§ **Task statement**
Which lines hold the word "text"? Copy each of them.

§ **Records for processing**
───

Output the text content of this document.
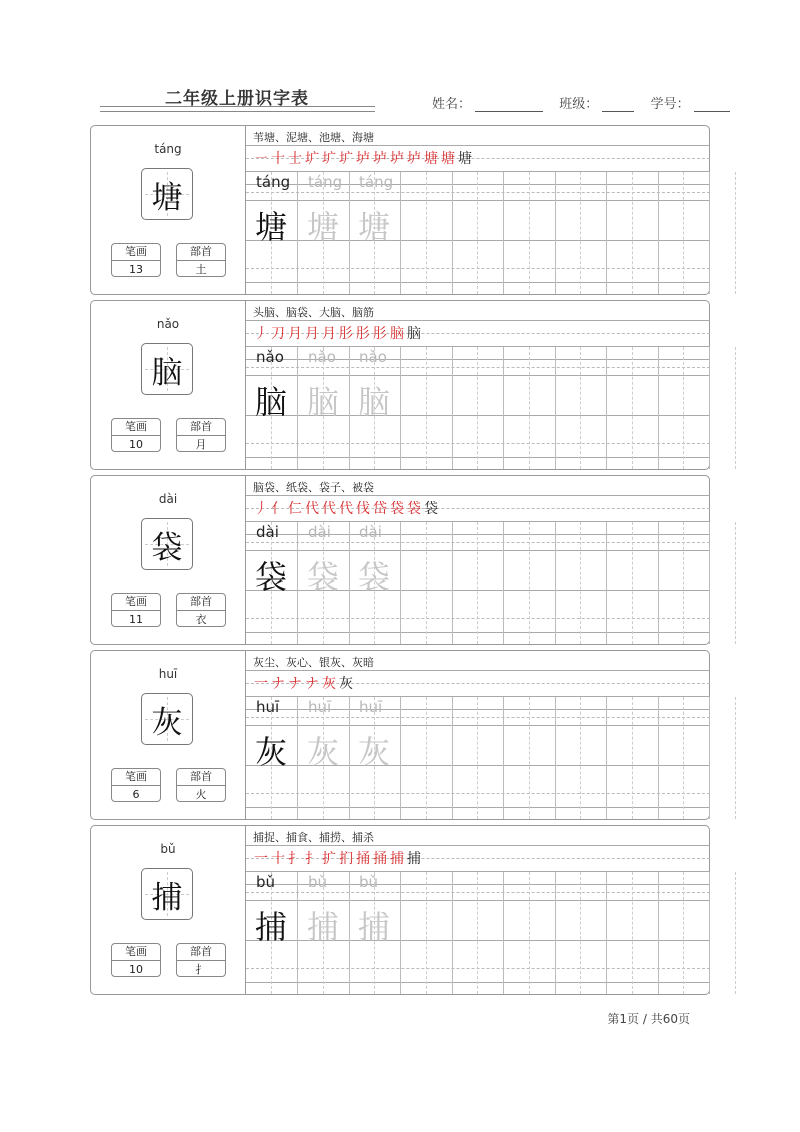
二年级上册识字表	姓名：	班级：	学号：
táng
塘
笔画
13
部首
土
苇塘、泥塘、池塘、海塘
㇐ 十 士 圹 圹 圹 垆 垆 垆 垆 塘 塘 塘
táng táng táng
塘 塘 塘
nǎo
脑
笔画
10
部首
月
头脑、脑袋、大脑、脑筋
丿 刀 月 月 月 肜 肜 肜 脑 脑
nǎo nǎo nǎo
脑 脑 脑
dài
袋
笔画
11
部首
衣
脑袋、纸袋、袋子、被袋
丿 亻 仁 代 代 代 伐 岱 袋 袋 袋
dài dài dài
袋 袋 袋
huī
灰
笔画
6
部首
火
灰尘、灰心、银灰、灰暗
一 ナ ナ ナ 灰 灰
huī huī huī
灰 灰 灰
bǔ
捕
笔画
10
部首
扌
捕捉、捕食、捕捞、捕杀
一 十 扌 扌 扩 扪 捅 捅 捕 捕
bǔ bǔ bǔ
捕 捕 捕
第1页 / 共60页
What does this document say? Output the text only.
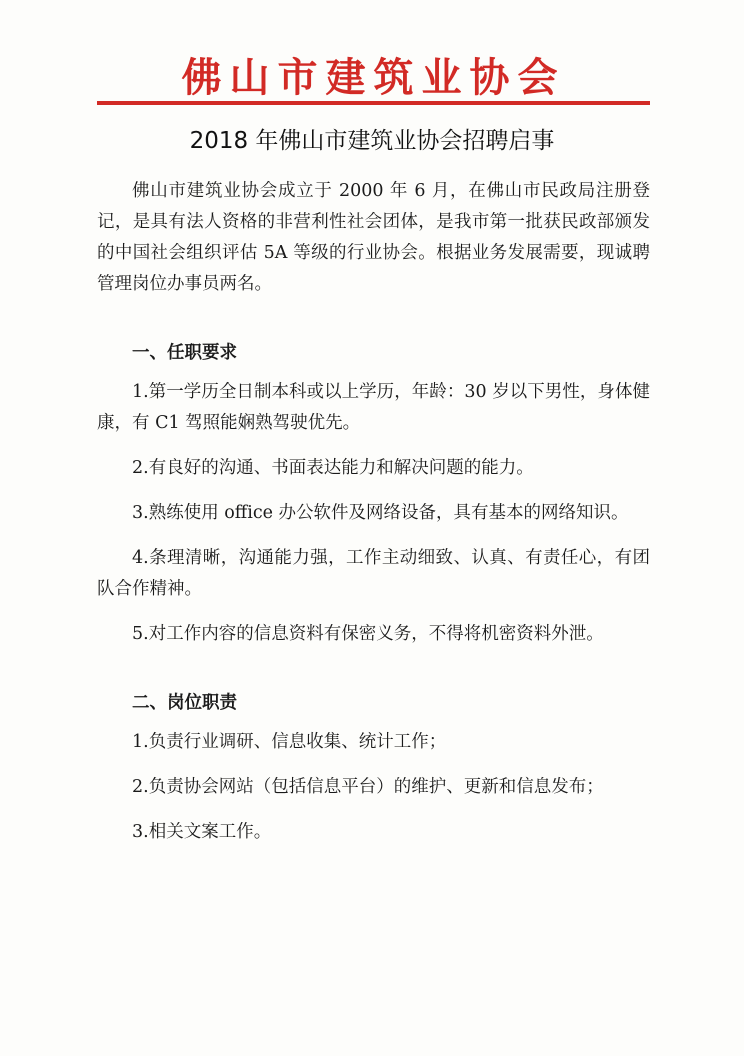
佛山市建筑业协会
2018 年佛山市建筑业协会招聘启事

佛山市建筑业协会成立于 2000 年 6 月，在佛山市民政局注册登记，是具有法人资格的非营利性社会团体，是我市第一批获民政部颁发的中国社会组织评估 5A 等级的行业协会。根据业务发展需要，现诚聘管理岗位办事员两名。

一、任职要求

1.第一学历全日制本科或以上学历，年龄：30 岁以下男性，身体健康，有 C1 驾照能娴熟驾驶优先。

2.有良好的沟通、书面表达能力和解决问题的能力。

3.熟练使用 office 办公软件及网络设备，具有基本的网络知识。

4.条理清晰，沟通能力强，工作主动细致、认真、有责任心，有团队合作精神。

5.对工作内容的信息资料有保密义务，不得将机密资料外泄。

二、岗位职责

1.负责行业调研、信息收集、统计工作；

2.负责协会网站（包括信息平台）的维护、更新和信息发布；

3.相关文案工作。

───

§ **Answer to this task**
Output the text content of this document.
What does this document say? Output the text only.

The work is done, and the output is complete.